> _TRECHO DO TEXTO_
::::::

Encontro de formação com a presença da artista visual Rosana Paulino foi organizado pela equipe do projeto Educação com Arte (CENPEC/Fundação Casa)

Como a arte contemporânea brasileira pode contribuir para a educação? Tendo essa pergunta em pauta, Rosana Paulino falou a arte-educadores do projeto Educação com Arte: Oficinas Culturais, voltado a adolescentes e jovens em cumprimento de medida socioeducativa na Fundação CASA (SP). O objetivo do encontro, que aconteceu no auditório do CENPEC Educação na última sexta, 17/05, foi promover a reflexão sobre o trabalho desenvolvido nas oficinas, principalmente as de artes visuais, com base em obras de artistas negros e negras.

Primeira mulher negra a expor na Pinacoteca de São Paulo

Rosana Paulino foi a primeira mulher negra a ter uma exposição exclusiva na Pinacoteca do Estado, em São Paulo (SP), ocorrida entre dezembro de 2018 e março deste ano. Em suas obras, ela apresenta reflexões e posicionamentos marcantes acerca de questões sociais como discriminação e racismo. Caracterizada pela diversidade de técnicas, que transitam entre desenho, pintura, bordado, cerâmica, fotografia e colagem, a produção discute o papel e a representatividade da população negra, especialmente da mulher afrodescendente, na sociedade brasileira.

“A arte contemporânea tem uma potência muito grande para se discutir a realidade do país. Durante muito tempo, no cenário artístico clássico e moderno, temas sociais como racismo e exclusão ficaram soterrados, como se não existissem. Com a entrada de artistas negros no mercado de arte, esses temas vieram à tona”, afirma Rosana.

A conversa com os arte-educadores se desenrolou junto à exibição de imagens representativas da extensa obra de Rosana, que produz e expõe desde os anos 1990. No bate-papo, a artista, que já atuou como professora, destaca a importância de se articular reflexões, memórias, experiências de vida e raízes culturais e familiares no trabalho artístico.

::::::

> _ENTRADAS_
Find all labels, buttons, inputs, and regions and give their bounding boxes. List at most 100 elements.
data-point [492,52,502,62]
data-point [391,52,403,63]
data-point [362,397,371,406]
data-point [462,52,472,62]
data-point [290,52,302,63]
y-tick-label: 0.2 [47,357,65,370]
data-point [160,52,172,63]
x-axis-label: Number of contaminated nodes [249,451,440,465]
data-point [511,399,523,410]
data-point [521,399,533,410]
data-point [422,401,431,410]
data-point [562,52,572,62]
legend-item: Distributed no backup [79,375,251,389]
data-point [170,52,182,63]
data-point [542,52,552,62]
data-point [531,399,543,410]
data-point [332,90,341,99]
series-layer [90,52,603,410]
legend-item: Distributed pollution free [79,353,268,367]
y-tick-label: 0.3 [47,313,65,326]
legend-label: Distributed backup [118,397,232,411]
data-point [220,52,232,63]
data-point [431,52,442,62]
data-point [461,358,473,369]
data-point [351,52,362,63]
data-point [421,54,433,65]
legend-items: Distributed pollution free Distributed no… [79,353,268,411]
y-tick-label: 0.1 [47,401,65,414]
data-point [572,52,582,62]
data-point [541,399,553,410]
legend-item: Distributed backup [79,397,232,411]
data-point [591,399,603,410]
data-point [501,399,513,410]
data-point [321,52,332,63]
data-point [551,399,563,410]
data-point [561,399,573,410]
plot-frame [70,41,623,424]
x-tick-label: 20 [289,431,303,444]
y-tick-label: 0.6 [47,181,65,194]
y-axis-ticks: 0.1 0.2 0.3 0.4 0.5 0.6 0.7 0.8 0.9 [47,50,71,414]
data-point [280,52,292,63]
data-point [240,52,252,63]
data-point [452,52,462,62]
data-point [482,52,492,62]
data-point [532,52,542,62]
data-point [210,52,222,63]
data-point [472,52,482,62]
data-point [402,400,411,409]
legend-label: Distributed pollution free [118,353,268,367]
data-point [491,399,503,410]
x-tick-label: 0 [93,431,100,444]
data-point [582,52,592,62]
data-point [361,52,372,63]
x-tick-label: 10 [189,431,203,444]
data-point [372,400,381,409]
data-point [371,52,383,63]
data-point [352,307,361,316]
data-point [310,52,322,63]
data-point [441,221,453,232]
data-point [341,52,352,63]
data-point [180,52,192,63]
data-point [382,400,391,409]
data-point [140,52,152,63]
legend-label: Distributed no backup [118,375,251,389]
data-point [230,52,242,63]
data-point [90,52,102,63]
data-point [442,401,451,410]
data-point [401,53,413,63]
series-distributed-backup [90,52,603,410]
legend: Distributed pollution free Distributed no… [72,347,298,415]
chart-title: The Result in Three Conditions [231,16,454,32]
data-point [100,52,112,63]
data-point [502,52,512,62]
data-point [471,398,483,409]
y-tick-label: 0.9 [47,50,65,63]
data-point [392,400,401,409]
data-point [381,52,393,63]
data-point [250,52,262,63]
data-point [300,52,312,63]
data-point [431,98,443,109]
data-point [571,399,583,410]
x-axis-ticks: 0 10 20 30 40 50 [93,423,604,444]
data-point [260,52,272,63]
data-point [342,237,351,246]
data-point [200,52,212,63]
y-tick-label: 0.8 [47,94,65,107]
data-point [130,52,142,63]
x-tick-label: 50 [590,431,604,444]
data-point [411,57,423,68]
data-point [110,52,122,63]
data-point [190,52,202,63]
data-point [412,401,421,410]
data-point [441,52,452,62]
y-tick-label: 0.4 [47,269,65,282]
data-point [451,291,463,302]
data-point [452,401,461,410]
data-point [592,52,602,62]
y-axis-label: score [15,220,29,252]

::::::

> _PROBLEMA PROPOSTO A_
Com base na matéria sobre o encontro com Rosana Paulino, responda:
(i) Em que local foi realizado o encontro com os arte-educadores?
(ii) Em que mês e ano começou a exposição exclusiva da artista na Pinacoteca do Estado?
(iii) Desde qual década Rosana Paulino produz e expõe?
> _PROBLEMA PROPOSTO B_
Dê prosseguimento à matéria sobre o encontro com Rosana Paulino a partir do ponto em que ela termina.

> _SAÍDA ESPERADA A_
(i) No auditório do CENPEC Educação.
(ii) Em dezembro de 2018.
(iii) Desde os anos 1990.

> _SAÍDA ESPERADA B_
Raízes familiares e papel da mulher negra

A família e a ancestralidade é tema recorrente em várias obras, como “Parede da memória”. Com base em 11 fotos de mulheres de sua família, a artista criou uma série de patuás sobre os quais bordou as imagens, que se multiplicam, formando um “gigantesco jogo de memória”.

Você ignora uma pessoa, mas não pode ignorar 1.500 olhos sobre você.”

Rosana Paulino

Rosana Paulino, “Parede da memória”

Nesse trabalho, a ideia é de coletivo, multidão. A respeito do fato de não estar entre as fotografadas, Rosana comenta: “Eu não preciso me colocar enquanto imagem, efígie, porque já estou lá, representada pelo meu clã, minha ancestralidade.” A obra tem um sentido de cuidado: “Tanto eu me coloco sobre a proteção da minha família, como eu cuido dela, ao costurar cada patuá das pessoas que a formaram”.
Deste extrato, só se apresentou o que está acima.